Start of Input material
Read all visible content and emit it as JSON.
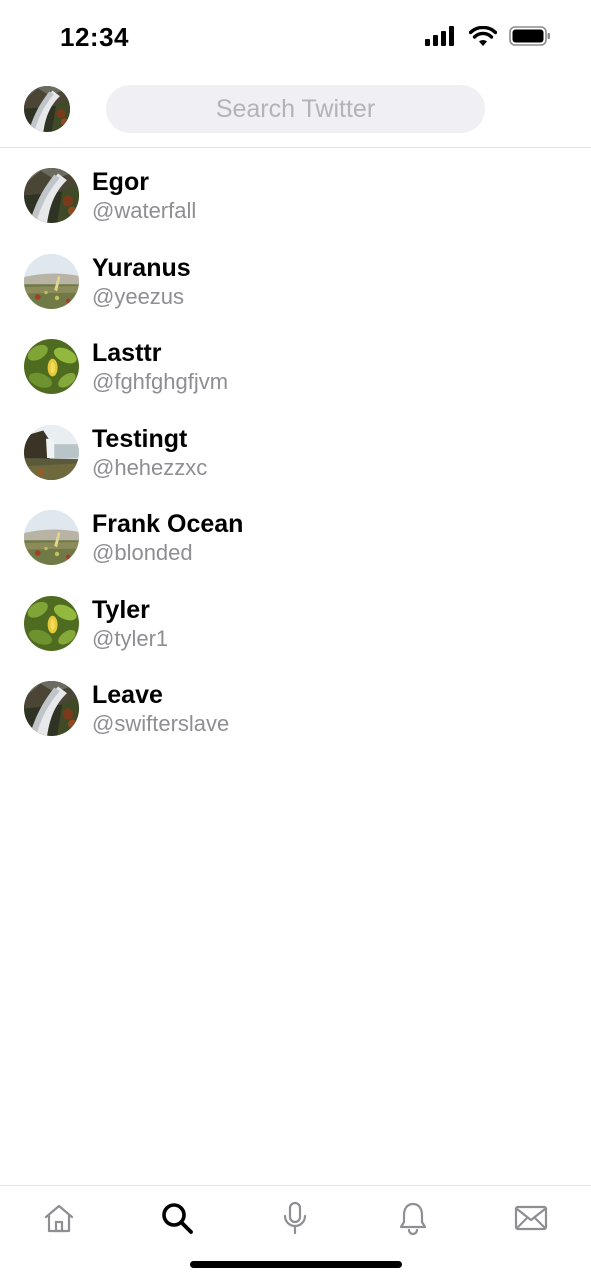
{
  "status_bar": {
    "time": "12:34"
  },
  "search": {
    "placeholder": "Search Twitter",
    "value": ""
  },
  "users": [
    {
      "name": "Egor",
      "handle": "@waterfall",
      "avatar": "waterfall"
    },
    {
      "name": "Yuranus",
      "handle": "@yeezus",
      "avatar": "meadow"
    },
    {
      "name": "Lasttr",
      "handle": "@fghfghgfjvm",
      "avatar": "leaves"
    },
    {
      "name": "Testingt",
      "handle": "@hehezzxc",
      "avatar": "cliff"
    },
    {
      "name": "Frank Ocean",
      "handle": "@blonded",
      "avatar": "meadow"
    },
    {
      "name": "Tyler",
      "handle": "@tyler1",
      "avatar": "leaves"
    },
    {
      "name": "Leave",
      "handle": "@swifterslave",
      "avatar": "waterfall"
    }
  ],
  "tab_bar": {
    "tabs": [
      {
        "icon": "home-icon",
        "active": false
      },
      {
        "icon": "search-icon",
        "active": true
      },
      {
        "icon": "microphone-icon",
        "active": false
      },
      {
        "icon": "bell-icon",
        "active": false
      },
      {
        "icon": "mail-icon",
        "active": false
      }
    ]
  },
  "colors": {
    "handle_gray": "#8e8e93",
    "search_bg": "#efeff4",
    "placeholder_gray": "#b3b3b8",
    "inactive_icon": "#8e8e93",
    "active_icon": "#000000"
  }
}
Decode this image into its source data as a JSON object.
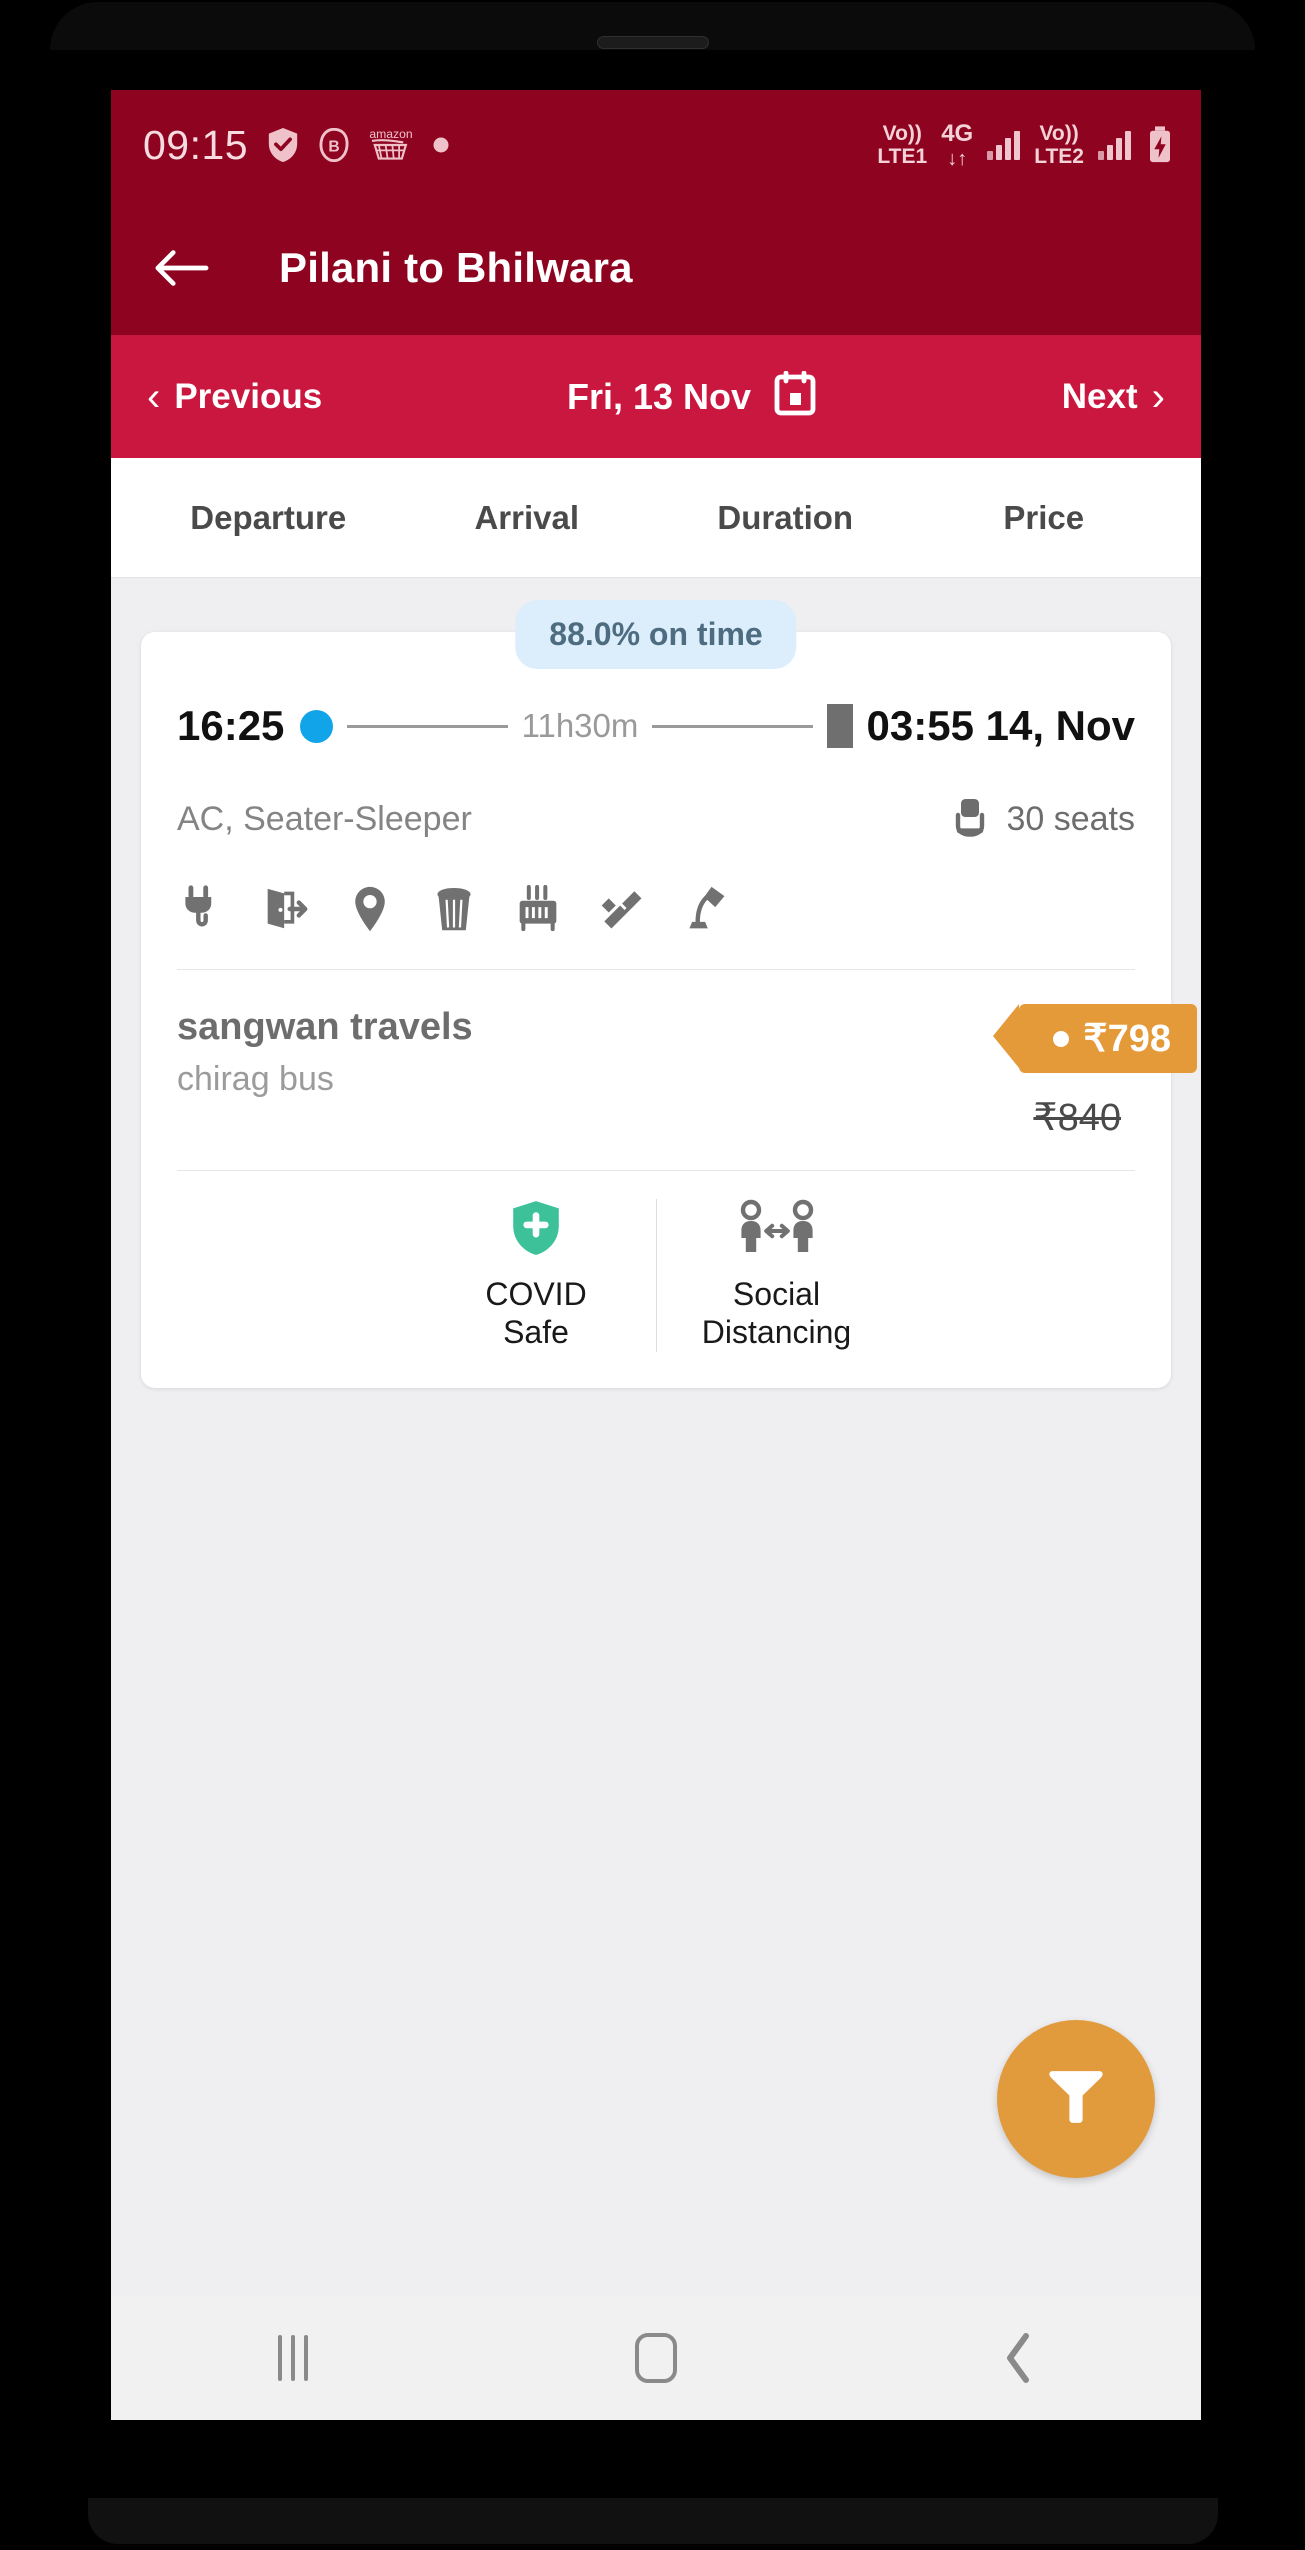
{
  "status_bar": {
    "clock": "09:15",
    "left_icons": [
      "shield-check-icon",
      "bhim-icon",
      "amazon-cart-icon",
      "dot-icon"
    ],
    "sim1": {
      "top": "Vo))",
      "bottom": "LTE1"
    },
    "network": {
      "type": "4G",
      "arrows": "↓↑"
    },
    "sim2": {
      "top": "Vo))",
      "bottom": "LTE2"
    },
    "battery": "charging"
  },
  "header": {
    "back_icon": "back-arrow-icon",
    "title": "Pilani to Bhilwara"
  },
  "date_bar": {
    "previous_label": "Previous",
    "previous_chevron": "‹",
    "date": "Fri, 13 Nov",
    "calendar_icon": "calendar-icon",
    "next_label": "Next",
    "next_chevron": "›"
  },
  "sort_tabs": [
    {
      "label": "Departure"
    },
    {
      "label": "Arrival"
    },
    {
      "label": "Duration"
    },
    {
      "label": "Price"
    }
  ],
  "bus_card": {
    "ontime_badge": "88.0% on time",
    "departure_time": "16:25",
    "duration": "11h30m",
    "arrival_time": "03:55 14, Nov",
    "bus_type": "AC, Seater-Sleeper",
    "seats_available": "30 seats",
    "seat_icon": "bus-seat-icon",
    "amenities": [
      "charging-point-icon",
      "emergency-exit-icon",
      "live-tracking-icon",
      "dustbin-icon",
      "heater-vent-icon",
      "blanket-icon",
      "reading-light-icon"
    ],
    "operator_name": "sangwan travels",
    "operator_sub": "chirag bus",
    "price": "₹798",
    "price_struck": "₹840",
    "badges": [
      {
        "icon": "covid-shield-icon",
        "line1": "COVID",
        "line2": "Safe"
      },
      {
        "icon": "social-distancing-icon",
        "line1": "Social",
        "line2": "Distancing"
      }
    ]
  },
  "fab": {
    "icon": "filter-funnel-icon"
  },
  "android_nav": {
    "recents": "recents-icon",
    "home": "home-icon",
    "back": "back-icon"
  },
  "colors": {
    "status_bar": "#8e0320",
    "title_bar": "#8e0320",
    "date_bar": "#c9173f",
    "accent_orange": "#e19a3c",
    "ontime_bg": "#dceefc",
    "covid_green": "#3cc198",
    "depart_dot": "#12a4e8"
  }
}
End of Input material
Required work
All of the records need repeating exactly, except for the pictures.

Final result
Read all visible content and emit it as JSON.
{
  "status_bar": {
    "time": "12:34"
  },
  "search": {
    "placeholder": "Search Twitter",
    "value": ""
  },
  "users": [
    {
      "name": "Egor",
      "handle": "@waterfall",
      "avatar": "waterfall"
    },
    {
      "name": "Yuranus",
      "handle": "@yeezus",
      "avatar": "meadow"
    },
    {
      "name": "Lasttr",
      "handle": "@fghfghgfjvm",
      "avatar": "leaves"
    },
    {
      "name": "Testingt",
      "handle": "@hehezzxc",
      "avatar": "cliff"
    },
    {
      "name": "Frank Ocean",
      "handle": "@blonded",
      "avatar": "meadow"
    },
    {
      "name": "Tyler",
      "handle": "@tyler1",
      "avatar": "leaves"
    },
    {
      "name": "Leave",
      "handle": "@swifterslave",
      "avatar": "waterfall"
    }
  ],
  "tab_bar": {
    "tabs": [
      {
        "icon": "home-icon",
        "active": false
      },
      {
        "icon": "search-icon",
        "active": true
      },
      {
        "icon": "microphone-icon",
        "active": false
      },
      {
        "icon": "bell-icon",
        "active": false
      },
      {
        "icon": "mail-icon",
        "active": false
      }
    ]
  },
  "colors": {
    "handle_gray": "#8e8e93",
    "search_bg": "#efeff4",
    "placeholder_gray": "#b3b3b8",
    "inactive_icon": "#8e8e93",
    "active_icon": "#000000"
  }
}
Decode this image into its source data as a JSON object.
{
  "status_bar": {
    "clock": "09:15",
    "left_icons": [
      "shield-check-icon",
      "bhim-icon",
      "amazon-cart-icon",
      "dot-icon"
    ],
    "sim1": {
      "top": "Vo))",
      "bottom": "LTE1"
    },
    "network": {
      "type": "4G",
      "arrows": "↓↑"
    },
    "sim2": {
      "top": "Vo))",
      "bottom": "LTE2"
    },
    "battery": "charging"
  },
  "header": {
    "back_icon": "back-arrow-icon",
    "title": "Pilani to Bhilwara"
  },
  "date_bar": {
    "previous_label": "Previous",
    "previous_chevron": "‹",
    "date": "Fri, 13 Nov",
    "calendar_icon": "calendar-icon",
    "next_label": "Next",
    "next_chevron": "›"
  },
  "sort_tabs": [
    {
      "label": "Departure"
    },
    {
      "label": "Arrival"
    },
    {
      "label": "Duration"
    },
    {
      "label": "Price"
    }
  ],
  "bus_card": {
    "ontime_badge": "88.0% on time",
    "departure_time": "16:25",
    "duration": "11h30m",
    "arrival_time": "03:55 14, Nov",
    "bus_type": "AC, Seater-Sleeper",
    "seats_available": "30 seats",
    "seat_icon": "bus-seat-icon",
    "amenities": [
      "charging-point-icon",
      "emergency-exit-icon",
      "live-tracking-icon",
      "dustbin-icon",
      "heater-vent-icon",
      "blanket-icon",
      "reading-light-icon"
    ],
    "operator_name": "sangwan travels",
    "operator_sub": "chirag bus",
    "price": "₹798",
    "price_struck": "₹840",
    "badges": [
      {
        "icon": "covid-shield-icon",
        "line1": "COVID",
        "line2": "Safe"
      },
      {
        "icon": "social-distancing-icon",
        "line1": "Social",
        "line2": "Distancing"
      }
    ]
  },
  "fab": {
    "icon": "filter-funnel-icon"
  },
  "android_nav": {
    "recents": "recents-icon",
    "home": "home-icon",
    "back": "back-icon"
  },
  "colors": {
    "status_bar": "#8e0320",
    "title_bar": "#8e0320",
    "date_bar": "#c9173f",
    "accent_orange": "#e19a3c",
    "ontime_bg": "#dceefc",
    "covid_green": "#3cc198",
    "depart_dot": "#12a4e8"
  }
}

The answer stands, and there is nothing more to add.